Description of the task
Lines containing the string "Information" are to be collected in full.
— begin Data supplied —
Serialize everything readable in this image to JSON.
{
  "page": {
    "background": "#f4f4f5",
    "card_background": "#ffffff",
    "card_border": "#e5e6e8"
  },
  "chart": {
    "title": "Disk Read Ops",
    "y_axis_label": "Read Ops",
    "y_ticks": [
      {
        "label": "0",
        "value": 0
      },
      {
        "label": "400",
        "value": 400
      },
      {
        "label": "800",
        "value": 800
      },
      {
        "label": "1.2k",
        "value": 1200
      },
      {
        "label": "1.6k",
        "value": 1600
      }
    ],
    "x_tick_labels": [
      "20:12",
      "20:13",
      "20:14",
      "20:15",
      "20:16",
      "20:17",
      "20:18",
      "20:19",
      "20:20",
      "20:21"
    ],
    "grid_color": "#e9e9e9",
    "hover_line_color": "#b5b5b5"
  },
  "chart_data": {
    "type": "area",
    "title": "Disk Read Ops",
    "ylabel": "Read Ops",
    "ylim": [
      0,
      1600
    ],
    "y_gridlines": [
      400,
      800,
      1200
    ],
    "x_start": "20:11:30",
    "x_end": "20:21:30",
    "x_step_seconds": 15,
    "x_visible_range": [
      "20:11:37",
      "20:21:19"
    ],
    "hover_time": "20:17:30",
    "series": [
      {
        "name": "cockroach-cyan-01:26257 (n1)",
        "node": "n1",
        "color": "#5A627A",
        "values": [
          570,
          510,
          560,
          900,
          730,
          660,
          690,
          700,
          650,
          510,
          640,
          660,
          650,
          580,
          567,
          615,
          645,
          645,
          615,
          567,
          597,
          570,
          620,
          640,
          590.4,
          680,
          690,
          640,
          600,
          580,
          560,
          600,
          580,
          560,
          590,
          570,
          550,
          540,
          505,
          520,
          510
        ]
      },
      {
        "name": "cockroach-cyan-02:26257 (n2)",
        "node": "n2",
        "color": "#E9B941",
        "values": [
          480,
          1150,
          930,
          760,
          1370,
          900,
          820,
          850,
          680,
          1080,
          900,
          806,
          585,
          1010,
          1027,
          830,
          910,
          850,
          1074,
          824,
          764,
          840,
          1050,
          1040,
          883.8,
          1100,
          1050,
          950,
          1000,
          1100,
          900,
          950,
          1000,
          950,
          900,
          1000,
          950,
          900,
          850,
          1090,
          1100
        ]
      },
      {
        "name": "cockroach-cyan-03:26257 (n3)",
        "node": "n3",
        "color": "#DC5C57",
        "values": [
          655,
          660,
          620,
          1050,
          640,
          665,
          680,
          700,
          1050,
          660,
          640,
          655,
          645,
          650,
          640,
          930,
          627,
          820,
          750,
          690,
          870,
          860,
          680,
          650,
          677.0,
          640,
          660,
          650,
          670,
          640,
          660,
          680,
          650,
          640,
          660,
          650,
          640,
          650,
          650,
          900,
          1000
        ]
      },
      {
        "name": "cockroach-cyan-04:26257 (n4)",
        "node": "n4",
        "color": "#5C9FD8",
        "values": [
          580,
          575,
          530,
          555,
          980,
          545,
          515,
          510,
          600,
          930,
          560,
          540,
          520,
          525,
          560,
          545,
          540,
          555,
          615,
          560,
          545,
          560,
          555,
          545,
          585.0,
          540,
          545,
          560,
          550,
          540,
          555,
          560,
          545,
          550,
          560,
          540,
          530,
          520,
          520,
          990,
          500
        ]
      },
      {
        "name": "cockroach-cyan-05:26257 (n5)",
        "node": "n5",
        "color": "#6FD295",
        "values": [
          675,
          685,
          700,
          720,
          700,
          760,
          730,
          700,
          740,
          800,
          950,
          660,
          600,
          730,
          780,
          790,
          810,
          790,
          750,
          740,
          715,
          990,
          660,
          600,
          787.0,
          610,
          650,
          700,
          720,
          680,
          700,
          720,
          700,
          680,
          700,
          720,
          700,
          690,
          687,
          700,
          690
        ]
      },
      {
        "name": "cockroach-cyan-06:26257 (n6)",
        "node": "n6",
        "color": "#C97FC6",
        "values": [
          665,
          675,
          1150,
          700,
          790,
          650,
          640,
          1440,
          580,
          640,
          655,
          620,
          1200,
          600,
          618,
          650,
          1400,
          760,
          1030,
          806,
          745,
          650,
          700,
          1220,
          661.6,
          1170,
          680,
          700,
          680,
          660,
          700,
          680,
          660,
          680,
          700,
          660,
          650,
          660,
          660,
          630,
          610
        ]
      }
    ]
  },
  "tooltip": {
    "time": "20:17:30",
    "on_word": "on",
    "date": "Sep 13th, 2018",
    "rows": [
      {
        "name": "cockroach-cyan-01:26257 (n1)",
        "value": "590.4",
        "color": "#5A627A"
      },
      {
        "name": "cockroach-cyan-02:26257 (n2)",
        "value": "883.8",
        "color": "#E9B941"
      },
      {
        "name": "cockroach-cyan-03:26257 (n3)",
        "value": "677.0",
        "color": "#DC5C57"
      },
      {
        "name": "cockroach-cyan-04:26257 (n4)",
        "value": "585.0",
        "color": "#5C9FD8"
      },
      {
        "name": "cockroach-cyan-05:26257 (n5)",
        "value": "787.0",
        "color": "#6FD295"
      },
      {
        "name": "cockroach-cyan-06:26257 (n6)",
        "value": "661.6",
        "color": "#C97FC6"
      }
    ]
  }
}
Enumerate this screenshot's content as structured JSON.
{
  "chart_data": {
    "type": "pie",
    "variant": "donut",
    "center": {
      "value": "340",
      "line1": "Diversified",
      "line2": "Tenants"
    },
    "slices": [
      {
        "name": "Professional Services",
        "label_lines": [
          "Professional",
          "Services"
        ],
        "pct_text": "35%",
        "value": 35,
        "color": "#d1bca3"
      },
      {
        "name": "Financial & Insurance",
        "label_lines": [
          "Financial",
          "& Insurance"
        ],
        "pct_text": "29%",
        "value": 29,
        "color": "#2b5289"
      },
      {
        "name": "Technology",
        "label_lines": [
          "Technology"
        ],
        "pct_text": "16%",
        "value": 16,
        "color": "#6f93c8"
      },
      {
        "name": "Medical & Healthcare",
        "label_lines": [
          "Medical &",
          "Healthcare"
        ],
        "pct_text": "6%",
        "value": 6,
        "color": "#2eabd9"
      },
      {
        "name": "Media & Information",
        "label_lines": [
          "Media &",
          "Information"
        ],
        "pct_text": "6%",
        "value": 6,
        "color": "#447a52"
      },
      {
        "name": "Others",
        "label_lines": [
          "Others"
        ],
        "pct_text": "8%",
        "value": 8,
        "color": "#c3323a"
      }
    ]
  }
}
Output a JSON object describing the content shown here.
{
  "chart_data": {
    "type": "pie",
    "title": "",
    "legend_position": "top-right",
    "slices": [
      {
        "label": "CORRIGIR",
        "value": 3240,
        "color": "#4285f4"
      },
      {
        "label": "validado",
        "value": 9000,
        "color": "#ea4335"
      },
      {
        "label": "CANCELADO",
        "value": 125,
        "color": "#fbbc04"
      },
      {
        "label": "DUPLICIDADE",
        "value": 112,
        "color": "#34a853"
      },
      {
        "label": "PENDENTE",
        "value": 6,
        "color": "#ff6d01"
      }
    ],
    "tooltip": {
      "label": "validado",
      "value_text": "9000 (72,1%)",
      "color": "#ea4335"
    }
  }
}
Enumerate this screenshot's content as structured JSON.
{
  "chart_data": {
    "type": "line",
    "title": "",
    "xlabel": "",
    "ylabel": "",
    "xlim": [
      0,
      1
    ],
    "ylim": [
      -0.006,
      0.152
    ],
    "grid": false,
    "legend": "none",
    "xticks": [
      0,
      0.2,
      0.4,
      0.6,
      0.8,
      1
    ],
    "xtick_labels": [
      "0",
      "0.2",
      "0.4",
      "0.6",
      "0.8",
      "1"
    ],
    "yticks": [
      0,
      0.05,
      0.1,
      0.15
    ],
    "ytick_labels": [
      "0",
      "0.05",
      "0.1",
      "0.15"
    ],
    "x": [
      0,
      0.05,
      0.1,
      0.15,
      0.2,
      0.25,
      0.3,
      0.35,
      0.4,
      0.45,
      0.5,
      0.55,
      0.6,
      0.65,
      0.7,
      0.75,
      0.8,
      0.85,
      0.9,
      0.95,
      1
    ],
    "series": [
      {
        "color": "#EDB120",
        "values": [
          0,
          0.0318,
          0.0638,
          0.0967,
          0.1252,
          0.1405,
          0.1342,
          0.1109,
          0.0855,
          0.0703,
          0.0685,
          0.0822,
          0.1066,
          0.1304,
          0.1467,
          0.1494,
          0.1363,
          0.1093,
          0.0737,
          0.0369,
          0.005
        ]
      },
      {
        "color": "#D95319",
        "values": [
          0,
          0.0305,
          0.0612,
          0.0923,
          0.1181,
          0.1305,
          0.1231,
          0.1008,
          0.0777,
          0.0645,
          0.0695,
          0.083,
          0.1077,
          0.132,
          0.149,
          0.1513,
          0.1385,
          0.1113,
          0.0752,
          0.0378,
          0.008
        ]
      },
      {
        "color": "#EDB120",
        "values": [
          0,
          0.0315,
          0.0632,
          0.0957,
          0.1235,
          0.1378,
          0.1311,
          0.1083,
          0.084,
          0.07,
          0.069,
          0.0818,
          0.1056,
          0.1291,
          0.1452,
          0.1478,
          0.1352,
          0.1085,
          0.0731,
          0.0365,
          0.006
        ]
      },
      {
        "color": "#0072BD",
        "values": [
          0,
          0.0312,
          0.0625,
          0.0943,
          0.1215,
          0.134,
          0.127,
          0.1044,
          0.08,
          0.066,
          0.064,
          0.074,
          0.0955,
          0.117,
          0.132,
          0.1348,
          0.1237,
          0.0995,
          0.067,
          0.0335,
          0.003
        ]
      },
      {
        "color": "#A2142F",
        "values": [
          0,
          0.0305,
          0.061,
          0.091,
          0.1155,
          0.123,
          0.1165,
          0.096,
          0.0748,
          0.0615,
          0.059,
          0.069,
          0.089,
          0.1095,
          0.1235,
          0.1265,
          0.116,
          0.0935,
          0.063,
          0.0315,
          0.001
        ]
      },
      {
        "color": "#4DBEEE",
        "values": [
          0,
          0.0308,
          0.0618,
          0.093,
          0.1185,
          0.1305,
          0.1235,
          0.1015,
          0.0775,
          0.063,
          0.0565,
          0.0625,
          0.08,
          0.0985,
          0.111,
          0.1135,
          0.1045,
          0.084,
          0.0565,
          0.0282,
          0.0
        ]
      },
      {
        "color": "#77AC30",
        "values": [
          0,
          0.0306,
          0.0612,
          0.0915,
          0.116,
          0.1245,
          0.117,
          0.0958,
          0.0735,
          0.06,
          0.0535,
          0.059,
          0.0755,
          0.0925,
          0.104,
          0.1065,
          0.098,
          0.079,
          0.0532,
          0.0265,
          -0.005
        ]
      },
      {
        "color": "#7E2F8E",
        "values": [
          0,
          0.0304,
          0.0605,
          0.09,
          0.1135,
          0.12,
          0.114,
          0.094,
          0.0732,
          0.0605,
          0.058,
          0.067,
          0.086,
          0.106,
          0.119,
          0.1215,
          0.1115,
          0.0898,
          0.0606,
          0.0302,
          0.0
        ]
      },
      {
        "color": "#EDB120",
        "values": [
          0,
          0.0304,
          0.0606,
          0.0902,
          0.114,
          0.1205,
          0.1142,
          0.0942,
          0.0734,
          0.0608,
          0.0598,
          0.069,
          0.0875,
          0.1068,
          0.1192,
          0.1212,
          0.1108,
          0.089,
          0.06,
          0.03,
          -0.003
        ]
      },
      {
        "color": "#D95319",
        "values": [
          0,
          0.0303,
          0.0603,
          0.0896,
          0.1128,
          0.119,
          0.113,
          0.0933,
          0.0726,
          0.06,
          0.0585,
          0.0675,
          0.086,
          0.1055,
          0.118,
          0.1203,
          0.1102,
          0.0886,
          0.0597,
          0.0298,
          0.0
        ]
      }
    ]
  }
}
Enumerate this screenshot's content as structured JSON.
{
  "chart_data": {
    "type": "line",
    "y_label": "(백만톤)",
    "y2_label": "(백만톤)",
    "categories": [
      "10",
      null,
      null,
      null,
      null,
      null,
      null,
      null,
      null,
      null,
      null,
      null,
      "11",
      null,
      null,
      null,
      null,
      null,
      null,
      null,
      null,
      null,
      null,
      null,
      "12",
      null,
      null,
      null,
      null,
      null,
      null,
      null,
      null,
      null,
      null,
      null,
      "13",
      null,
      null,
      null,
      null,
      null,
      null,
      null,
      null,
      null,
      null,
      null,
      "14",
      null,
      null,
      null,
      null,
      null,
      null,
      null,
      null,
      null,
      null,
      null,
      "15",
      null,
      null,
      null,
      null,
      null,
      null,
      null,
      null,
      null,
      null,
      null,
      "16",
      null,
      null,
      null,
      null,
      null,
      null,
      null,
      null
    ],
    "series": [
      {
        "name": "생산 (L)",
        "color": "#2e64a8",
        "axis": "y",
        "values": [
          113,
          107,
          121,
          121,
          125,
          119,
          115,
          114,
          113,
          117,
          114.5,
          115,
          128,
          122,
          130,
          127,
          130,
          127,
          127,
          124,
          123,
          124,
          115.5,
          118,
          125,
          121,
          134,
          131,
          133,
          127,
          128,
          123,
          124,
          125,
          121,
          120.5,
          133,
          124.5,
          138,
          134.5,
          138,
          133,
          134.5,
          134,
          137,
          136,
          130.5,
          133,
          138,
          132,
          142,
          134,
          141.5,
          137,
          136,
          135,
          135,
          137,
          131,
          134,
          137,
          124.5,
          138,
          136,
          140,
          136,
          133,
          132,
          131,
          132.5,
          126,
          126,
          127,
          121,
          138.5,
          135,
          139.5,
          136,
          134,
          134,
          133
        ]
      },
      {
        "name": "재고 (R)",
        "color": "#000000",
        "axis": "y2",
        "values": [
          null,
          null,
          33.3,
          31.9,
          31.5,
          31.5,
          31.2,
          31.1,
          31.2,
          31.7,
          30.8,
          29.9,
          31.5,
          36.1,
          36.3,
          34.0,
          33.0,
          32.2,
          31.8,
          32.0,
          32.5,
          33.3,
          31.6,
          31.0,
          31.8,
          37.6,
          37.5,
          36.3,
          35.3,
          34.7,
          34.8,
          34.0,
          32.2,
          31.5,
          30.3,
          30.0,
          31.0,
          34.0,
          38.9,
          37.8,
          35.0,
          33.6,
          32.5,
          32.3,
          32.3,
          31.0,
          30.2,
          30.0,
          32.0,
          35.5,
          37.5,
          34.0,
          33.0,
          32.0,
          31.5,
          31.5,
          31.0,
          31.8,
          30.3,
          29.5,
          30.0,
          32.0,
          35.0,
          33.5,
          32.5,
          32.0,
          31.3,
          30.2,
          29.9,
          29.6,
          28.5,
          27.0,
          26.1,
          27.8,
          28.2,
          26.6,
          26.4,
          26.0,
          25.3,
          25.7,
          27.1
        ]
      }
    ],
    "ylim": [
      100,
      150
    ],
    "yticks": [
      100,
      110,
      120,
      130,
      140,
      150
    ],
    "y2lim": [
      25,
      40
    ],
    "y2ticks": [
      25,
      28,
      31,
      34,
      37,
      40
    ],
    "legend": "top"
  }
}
— end Data supplied —
Expected output
        "name": "Media & Information",
          "Information"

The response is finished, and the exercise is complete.